Collected data entries:
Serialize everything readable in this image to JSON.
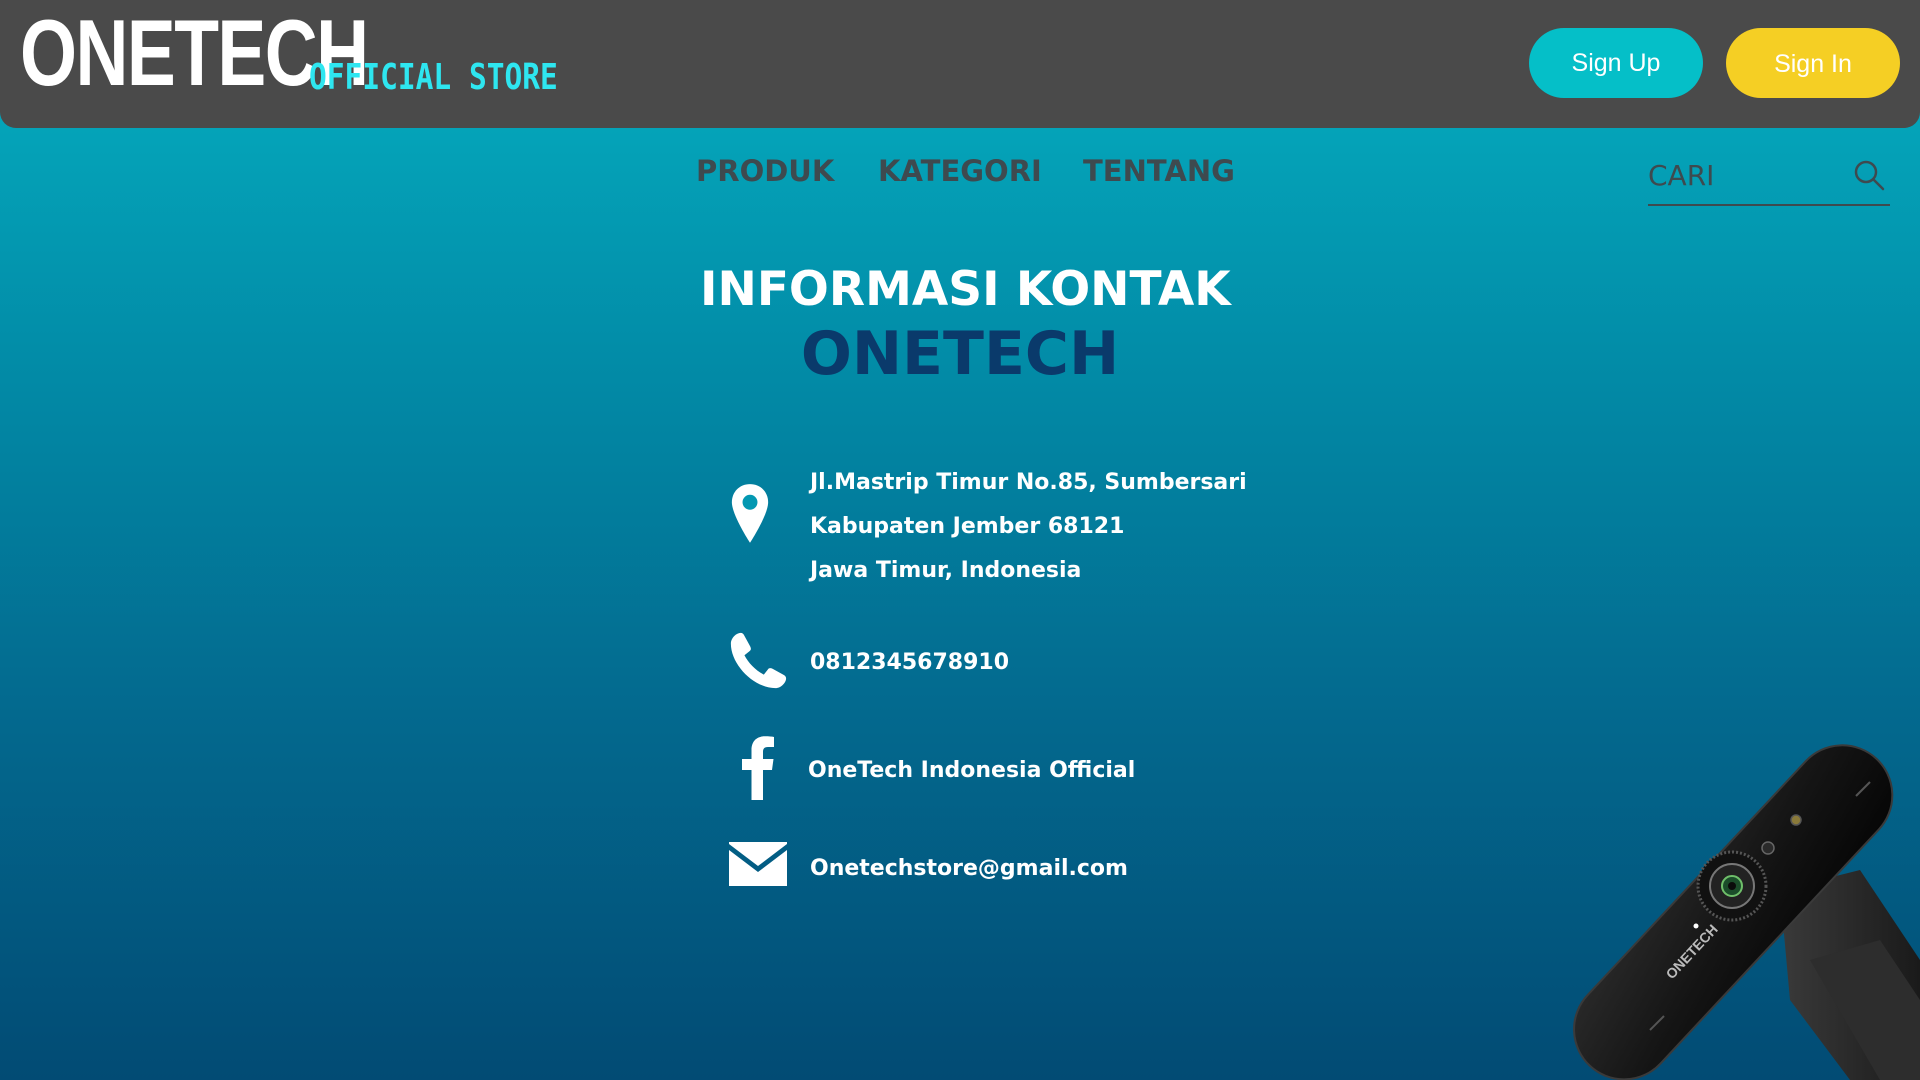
{
  "header": {
    "brand": "ONETECH",
    "brand_sub": "OFFICIAL STORE",
    "signup_label": "Sign Up",
    "signin_label": "Sign In",
    "colors": {
      "bar": "#4a4a4a",
      "signup": "#05bfc8",
      "signin": "#f5cf24",
      "brand_sub": "#2ee6f0"
    }
  },
  "nav": {
    "items": [
      {
        "label": "PRODUK"
      },
      {
        "label": "KATEGORI"
      },
      {
        "label": "TENTANG"
      }
    ],
    "search": {
      "placeholder": "CARI",
      "icon": "search-icon"
    }
  },
  "main": {
    "title": "INFORMASI KONTAK",
    "subtitle": "ONETECH",
    "contacts": {
      "address": {
        "icon": "map-pin-icon",
        "lines": [
          "Jl.Mastrip Timur No.85, Sumbersari",
          "Kabupaten Jember 68121",
          "Jawa Timur, Indonesia"
        ]
      },
      "phone": {
        "icon": "phone-icon",
        "value": "0812345678910"
      },
      "facebook": {
        "icon": "facebook-icon",
        "value": "OneTech Indonesia Official"
      },
      "email": {
        "icon": "mail-icon",
        "value": "Onetechstore@gmail.com"
      }
    }
  },
  "product_image": {
    "label": "ONETECH"
  }
}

The task: Leave out the pictures and retype every line above exactly.

Solution:
Serialize everything readable in this image to JSON.
{
  "header": {
    "brand": "ONETECH",
    "brand_sub": "OFFICIAL STORE",
    "signup_label": "Sign Up",
    "signin_label": "Sign In",
    "colors": {
      "bar": "#4a4a4a",
      "signup": "#05bfc8",
      "signin": "#f5cf24",
      "brand_sub": "#2ee6f0"
    }
  },
  "nav": {
    "items": [
      {
        "label": "PRODUK"
      },
      {
        "label": "KATEGORI"
      },
      {
        "label": "TENTANG"
      }
    ],
    "search": {
      "placeholder": "CARI",
      "icon": "search-icon"
    }
  },
  "main": {
    "title": "INFORMASI KONTAK",
    "subtitle": "ONETECH",
    "contacts": {
      "address": {
        "icon": "map-pin-icon",
        "lines": [
          "Jl.Mastrip Timur No.85, Sumbersari",
          "Kabupaten Jember 68121",
          "Jawa Timur, Indonesia"
        ]
      },
      "phone": {
        "icon": "phone-icon",
        "value": "0812345678910"
      },
      "facebook": {
        "icon": "facebook-icon",
        "value": "OneTech Indonesia Official"
      },
      "email": {
        "icon": "mail-icon",
        "value": "Onetechstore@gmail.com"
      }
    }
  },
  "product_image": {
    "label": "ONETECH"
  }
}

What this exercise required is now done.